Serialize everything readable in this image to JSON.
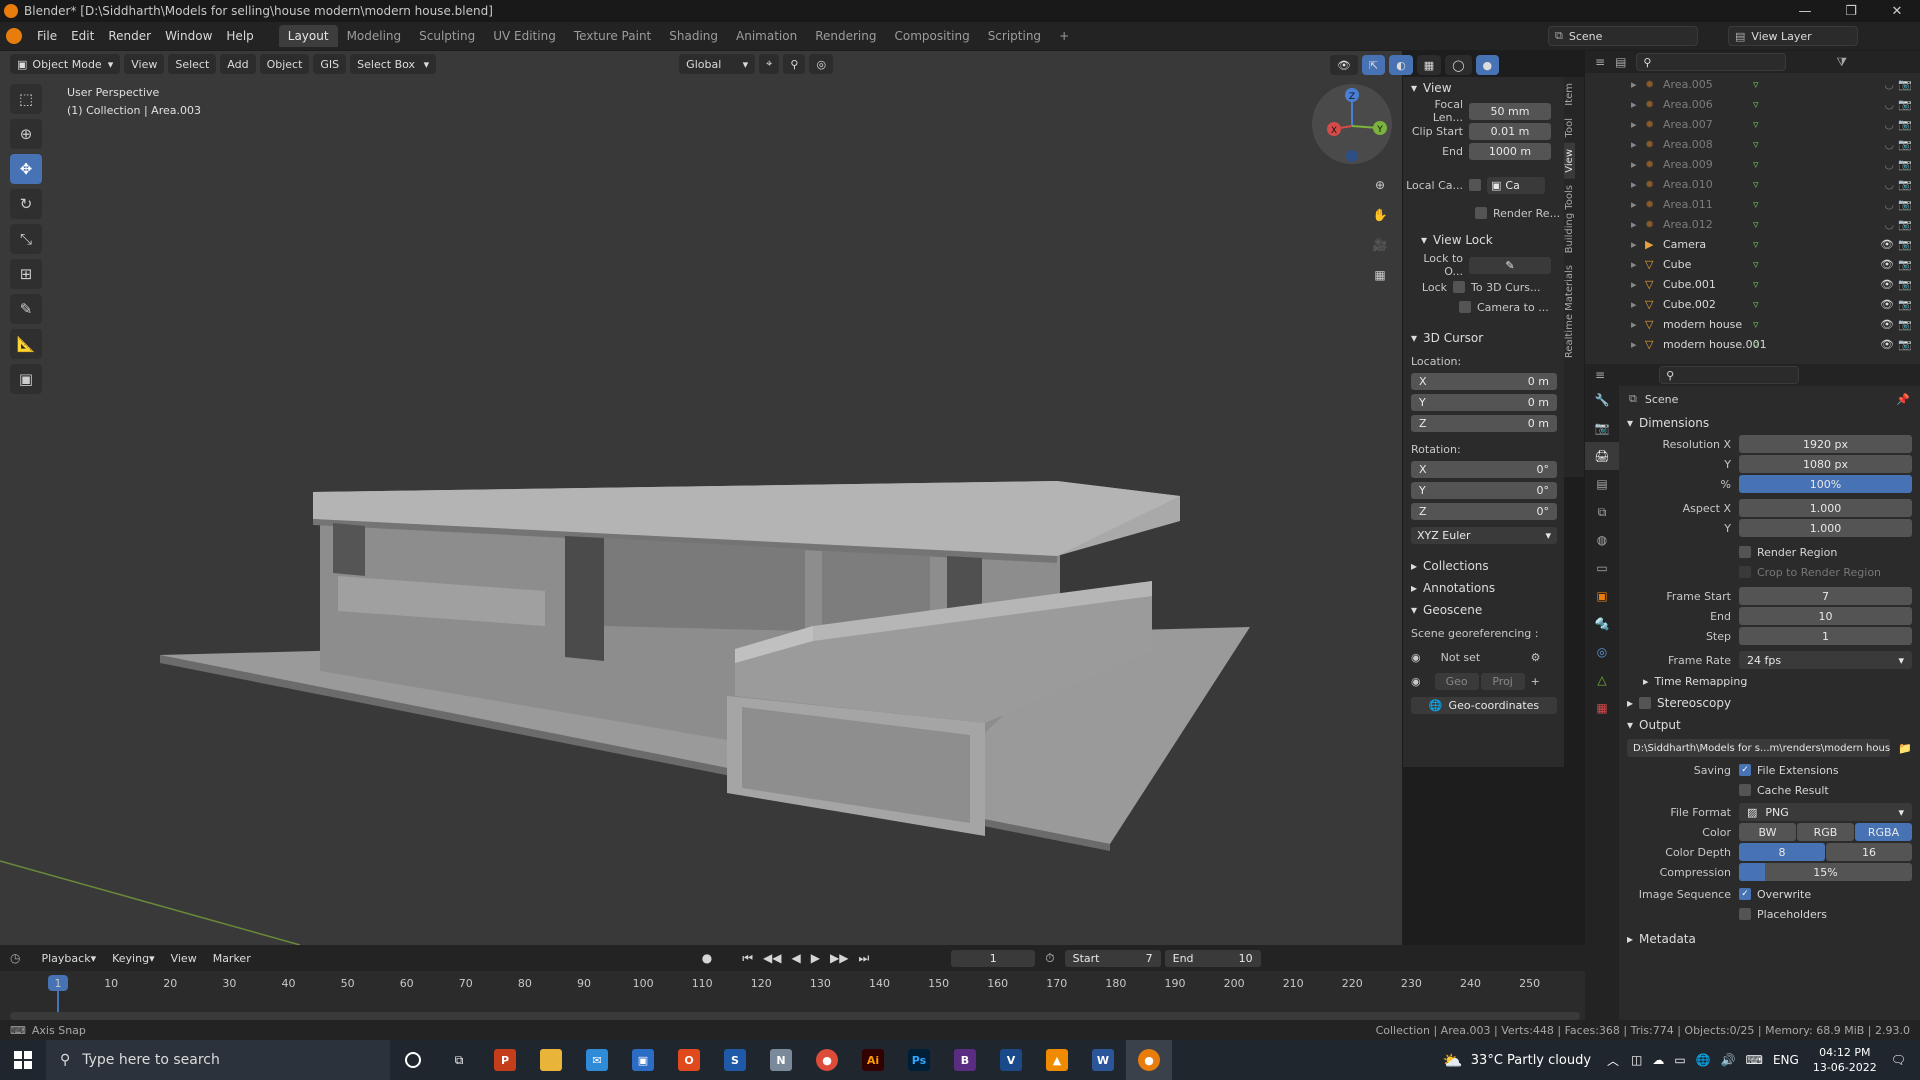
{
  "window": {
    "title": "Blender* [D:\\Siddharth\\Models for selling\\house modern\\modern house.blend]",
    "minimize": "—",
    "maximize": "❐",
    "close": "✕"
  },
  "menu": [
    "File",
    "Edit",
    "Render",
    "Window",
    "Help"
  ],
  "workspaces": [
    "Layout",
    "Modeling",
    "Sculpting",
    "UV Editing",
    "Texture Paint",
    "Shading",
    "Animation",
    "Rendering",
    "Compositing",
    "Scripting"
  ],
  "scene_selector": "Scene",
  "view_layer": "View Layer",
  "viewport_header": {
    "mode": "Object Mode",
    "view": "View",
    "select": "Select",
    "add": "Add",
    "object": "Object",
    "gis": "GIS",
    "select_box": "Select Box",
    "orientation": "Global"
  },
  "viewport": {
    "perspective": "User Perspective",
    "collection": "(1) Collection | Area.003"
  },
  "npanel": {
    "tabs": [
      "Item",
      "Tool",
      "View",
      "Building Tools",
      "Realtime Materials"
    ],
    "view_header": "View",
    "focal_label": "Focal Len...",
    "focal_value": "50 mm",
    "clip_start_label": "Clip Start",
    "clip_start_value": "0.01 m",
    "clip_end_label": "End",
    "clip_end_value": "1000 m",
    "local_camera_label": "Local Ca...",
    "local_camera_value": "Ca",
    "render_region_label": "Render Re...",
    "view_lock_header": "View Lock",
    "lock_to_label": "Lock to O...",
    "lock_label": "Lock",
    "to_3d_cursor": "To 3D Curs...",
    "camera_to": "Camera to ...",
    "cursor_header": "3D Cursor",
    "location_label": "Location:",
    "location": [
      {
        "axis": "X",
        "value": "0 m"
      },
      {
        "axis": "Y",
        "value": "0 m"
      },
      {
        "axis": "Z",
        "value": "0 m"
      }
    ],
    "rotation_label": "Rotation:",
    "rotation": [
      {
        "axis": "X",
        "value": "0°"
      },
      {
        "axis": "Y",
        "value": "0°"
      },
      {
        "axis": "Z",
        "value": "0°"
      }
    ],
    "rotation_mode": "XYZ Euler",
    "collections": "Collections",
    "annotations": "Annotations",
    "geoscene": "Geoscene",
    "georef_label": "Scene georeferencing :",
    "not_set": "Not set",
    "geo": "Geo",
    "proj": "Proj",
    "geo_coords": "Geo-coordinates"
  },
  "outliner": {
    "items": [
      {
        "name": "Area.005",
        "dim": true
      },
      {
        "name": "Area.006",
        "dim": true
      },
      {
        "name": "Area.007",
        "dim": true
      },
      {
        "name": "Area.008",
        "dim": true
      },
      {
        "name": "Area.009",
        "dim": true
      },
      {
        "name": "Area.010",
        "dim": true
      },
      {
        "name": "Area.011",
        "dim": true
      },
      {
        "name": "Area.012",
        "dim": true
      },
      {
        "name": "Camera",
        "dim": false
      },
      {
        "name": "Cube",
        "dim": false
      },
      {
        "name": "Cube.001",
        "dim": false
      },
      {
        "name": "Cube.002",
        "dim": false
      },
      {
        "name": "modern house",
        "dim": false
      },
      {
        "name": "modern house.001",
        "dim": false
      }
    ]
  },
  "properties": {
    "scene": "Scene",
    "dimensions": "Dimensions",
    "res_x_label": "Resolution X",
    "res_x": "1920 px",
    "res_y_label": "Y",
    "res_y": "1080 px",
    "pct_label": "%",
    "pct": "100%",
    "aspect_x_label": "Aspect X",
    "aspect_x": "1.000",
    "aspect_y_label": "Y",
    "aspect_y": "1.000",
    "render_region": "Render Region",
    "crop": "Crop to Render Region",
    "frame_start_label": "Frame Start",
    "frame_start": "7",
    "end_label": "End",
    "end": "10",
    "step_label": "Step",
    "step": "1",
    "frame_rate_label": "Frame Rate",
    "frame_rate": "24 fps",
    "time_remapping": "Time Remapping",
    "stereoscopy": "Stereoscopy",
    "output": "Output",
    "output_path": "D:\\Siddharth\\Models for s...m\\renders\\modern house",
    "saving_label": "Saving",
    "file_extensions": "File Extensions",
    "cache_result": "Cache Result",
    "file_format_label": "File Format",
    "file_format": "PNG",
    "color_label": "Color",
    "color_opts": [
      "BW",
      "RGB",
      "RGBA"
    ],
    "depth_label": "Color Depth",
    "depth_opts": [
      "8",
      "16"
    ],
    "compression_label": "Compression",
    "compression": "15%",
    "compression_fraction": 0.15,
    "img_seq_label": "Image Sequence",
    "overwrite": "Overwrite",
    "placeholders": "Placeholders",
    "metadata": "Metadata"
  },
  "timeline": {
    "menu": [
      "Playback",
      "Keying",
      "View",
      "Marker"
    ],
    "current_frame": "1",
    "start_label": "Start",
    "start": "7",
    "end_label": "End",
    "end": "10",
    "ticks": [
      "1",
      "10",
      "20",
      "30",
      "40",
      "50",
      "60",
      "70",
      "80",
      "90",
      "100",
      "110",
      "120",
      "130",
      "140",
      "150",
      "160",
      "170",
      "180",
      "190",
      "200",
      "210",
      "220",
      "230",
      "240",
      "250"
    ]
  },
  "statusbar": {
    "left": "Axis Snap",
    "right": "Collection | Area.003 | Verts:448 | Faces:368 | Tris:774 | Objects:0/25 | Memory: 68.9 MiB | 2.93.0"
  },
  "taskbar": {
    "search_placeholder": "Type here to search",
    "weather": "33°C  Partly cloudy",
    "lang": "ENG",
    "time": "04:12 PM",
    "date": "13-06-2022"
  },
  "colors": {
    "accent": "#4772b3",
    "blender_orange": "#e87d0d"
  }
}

...

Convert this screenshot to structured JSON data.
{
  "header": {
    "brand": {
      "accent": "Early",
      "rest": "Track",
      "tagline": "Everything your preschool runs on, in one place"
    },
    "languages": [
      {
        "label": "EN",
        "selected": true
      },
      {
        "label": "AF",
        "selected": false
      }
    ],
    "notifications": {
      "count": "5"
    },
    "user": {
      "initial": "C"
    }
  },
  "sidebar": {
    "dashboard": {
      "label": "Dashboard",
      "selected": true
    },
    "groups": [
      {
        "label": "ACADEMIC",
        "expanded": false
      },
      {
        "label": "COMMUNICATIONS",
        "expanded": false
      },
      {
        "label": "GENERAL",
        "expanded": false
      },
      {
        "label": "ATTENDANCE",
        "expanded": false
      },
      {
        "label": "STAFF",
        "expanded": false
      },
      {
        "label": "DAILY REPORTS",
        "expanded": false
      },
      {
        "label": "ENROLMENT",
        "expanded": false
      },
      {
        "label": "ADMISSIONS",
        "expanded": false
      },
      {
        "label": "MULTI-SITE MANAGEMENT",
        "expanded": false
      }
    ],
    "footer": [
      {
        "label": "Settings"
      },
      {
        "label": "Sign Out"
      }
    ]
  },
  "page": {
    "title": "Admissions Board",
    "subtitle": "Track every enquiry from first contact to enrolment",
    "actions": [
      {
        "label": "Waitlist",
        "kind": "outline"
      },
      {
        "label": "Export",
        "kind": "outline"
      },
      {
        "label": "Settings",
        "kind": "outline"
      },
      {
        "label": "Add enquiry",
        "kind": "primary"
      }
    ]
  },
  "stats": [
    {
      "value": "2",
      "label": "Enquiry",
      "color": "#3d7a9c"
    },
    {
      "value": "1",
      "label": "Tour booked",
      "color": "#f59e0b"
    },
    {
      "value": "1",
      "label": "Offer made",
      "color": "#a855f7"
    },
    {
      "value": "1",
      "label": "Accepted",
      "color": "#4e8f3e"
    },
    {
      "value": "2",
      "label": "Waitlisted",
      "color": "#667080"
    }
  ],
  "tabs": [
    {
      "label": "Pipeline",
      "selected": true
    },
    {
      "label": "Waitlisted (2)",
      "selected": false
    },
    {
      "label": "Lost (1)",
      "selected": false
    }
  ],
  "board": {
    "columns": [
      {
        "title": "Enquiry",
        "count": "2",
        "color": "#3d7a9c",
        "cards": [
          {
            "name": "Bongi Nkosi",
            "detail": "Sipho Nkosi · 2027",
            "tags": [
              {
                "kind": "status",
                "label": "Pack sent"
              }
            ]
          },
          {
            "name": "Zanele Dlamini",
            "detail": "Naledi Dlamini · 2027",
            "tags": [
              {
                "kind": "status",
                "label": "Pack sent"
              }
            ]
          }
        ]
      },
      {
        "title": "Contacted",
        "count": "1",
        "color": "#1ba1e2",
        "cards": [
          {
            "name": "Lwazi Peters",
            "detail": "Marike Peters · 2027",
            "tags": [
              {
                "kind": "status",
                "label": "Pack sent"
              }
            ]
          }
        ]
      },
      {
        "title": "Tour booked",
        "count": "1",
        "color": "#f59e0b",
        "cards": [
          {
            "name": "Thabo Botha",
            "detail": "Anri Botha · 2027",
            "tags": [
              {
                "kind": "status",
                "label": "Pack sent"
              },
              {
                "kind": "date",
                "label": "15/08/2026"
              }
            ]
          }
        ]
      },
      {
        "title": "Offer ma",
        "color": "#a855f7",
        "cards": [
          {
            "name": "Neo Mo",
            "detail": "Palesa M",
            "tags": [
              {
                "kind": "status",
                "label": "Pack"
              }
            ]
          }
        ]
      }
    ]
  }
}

---

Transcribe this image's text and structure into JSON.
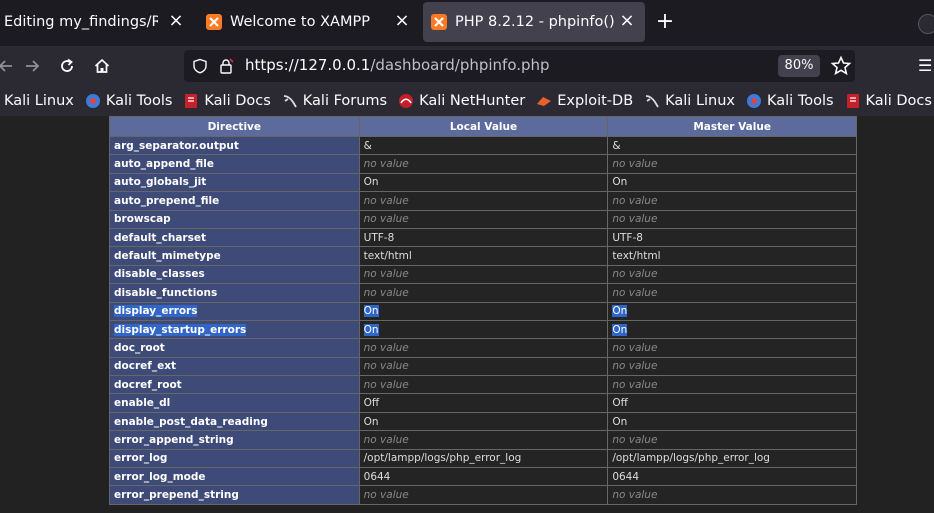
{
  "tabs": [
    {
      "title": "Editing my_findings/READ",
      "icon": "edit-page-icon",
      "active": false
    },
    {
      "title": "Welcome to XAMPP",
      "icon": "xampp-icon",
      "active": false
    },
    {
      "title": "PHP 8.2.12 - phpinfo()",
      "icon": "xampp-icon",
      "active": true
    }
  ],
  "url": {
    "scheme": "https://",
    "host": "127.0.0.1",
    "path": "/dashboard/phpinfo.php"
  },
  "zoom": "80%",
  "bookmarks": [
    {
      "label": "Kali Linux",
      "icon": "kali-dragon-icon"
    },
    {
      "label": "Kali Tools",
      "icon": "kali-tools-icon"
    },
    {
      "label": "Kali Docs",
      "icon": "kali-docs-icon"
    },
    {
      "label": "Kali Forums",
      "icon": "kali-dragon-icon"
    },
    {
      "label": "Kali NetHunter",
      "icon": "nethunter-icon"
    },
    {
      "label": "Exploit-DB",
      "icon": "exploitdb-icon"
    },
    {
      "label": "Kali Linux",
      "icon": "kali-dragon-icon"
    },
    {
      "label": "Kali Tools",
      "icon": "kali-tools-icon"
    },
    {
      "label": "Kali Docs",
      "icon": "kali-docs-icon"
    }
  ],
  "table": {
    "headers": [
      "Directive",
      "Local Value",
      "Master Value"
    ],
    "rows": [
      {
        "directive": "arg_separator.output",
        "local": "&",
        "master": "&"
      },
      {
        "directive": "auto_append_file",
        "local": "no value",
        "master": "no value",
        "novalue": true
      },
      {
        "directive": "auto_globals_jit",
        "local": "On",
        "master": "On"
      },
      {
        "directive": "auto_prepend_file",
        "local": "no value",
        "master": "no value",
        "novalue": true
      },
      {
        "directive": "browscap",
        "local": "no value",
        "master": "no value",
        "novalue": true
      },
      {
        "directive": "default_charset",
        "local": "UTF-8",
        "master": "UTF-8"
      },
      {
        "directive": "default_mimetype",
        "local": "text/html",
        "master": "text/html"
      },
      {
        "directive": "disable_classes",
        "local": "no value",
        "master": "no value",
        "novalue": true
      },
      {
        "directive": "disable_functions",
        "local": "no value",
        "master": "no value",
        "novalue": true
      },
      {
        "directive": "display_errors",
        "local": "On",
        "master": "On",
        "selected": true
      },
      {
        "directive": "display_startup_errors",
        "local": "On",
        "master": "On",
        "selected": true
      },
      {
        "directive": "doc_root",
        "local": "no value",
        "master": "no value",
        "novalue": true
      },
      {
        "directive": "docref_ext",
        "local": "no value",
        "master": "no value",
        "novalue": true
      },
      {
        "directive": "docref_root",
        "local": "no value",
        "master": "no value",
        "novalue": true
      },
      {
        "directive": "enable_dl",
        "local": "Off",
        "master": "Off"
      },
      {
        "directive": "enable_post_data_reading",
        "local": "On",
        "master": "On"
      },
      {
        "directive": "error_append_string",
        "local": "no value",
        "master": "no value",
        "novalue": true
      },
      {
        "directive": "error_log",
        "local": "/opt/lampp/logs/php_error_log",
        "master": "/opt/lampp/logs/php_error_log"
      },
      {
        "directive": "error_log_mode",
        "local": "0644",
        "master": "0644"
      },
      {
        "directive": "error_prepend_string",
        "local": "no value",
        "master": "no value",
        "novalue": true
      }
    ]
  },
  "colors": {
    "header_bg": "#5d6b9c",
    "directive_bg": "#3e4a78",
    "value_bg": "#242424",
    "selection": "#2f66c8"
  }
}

WHAT YOU ARE ASKED TO DO ▸
Reproduce each line of the entries in which the word "JSON" is found.

WRITTEN REPLY ▸
Serialize everything readable in this image to JSON.
Convert this screenshot to structured JSON data.
Transcribe this image's text and structure into JSON.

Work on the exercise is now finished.